→ REQUIREMENT: Look for the string "üldkasutatavate" and copy every line that has it.

-- Begin GIVEN DATA --

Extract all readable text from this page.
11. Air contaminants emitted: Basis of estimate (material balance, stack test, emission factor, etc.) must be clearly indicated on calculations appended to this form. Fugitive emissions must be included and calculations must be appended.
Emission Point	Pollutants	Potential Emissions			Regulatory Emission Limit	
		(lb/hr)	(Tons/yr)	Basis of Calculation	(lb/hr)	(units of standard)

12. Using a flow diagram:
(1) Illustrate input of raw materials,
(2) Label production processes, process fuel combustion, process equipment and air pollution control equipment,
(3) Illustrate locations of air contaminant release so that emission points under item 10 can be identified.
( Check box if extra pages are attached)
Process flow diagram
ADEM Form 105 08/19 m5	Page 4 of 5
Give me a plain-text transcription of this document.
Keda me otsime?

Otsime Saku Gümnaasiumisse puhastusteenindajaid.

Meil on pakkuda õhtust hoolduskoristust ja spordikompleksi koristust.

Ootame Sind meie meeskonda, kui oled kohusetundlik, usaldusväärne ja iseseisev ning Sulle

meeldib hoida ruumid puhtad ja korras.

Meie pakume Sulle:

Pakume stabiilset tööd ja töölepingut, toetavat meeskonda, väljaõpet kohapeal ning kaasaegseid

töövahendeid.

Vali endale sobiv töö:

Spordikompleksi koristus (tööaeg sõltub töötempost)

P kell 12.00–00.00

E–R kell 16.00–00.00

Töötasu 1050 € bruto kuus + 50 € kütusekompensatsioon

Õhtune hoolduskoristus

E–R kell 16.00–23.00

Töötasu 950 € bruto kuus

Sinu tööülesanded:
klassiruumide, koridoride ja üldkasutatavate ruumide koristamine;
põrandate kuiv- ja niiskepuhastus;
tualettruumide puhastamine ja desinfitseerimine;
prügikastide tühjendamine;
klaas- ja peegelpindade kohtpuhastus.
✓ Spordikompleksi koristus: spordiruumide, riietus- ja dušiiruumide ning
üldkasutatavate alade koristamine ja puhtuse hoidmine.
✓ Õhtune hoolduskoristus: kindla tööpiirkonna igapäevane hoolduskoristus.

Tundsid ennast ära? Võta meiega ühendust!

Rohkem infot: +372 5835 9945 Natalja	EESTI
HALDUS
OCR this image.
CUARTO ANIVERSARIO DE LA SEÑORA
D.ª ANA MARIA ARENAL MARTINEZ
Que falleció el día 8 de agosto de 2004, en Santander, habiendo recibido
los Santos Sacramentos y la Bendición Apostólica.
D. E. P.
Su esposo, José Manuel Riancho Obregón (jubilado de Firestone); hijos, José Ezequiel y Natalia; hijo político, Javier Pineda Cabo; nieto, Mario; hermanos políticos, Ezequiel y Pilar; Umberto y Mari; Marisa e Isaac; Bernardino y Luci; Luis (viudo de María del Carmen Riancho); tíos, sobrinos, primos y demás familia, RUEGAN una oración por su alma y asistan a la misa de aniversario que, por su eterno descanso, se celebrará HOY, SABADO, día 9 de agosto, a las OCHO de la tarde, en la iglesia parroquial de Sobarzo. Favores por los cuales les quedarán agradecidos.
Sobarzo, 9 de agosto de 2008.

-- End GIVEN DATA --

→ ANSWER IN FULL:
klassiruumide, koridoride ja üldkasutatavate ruumide koristamine;
üldkasutatavate alade koristamine ja puhtuse hoidmine.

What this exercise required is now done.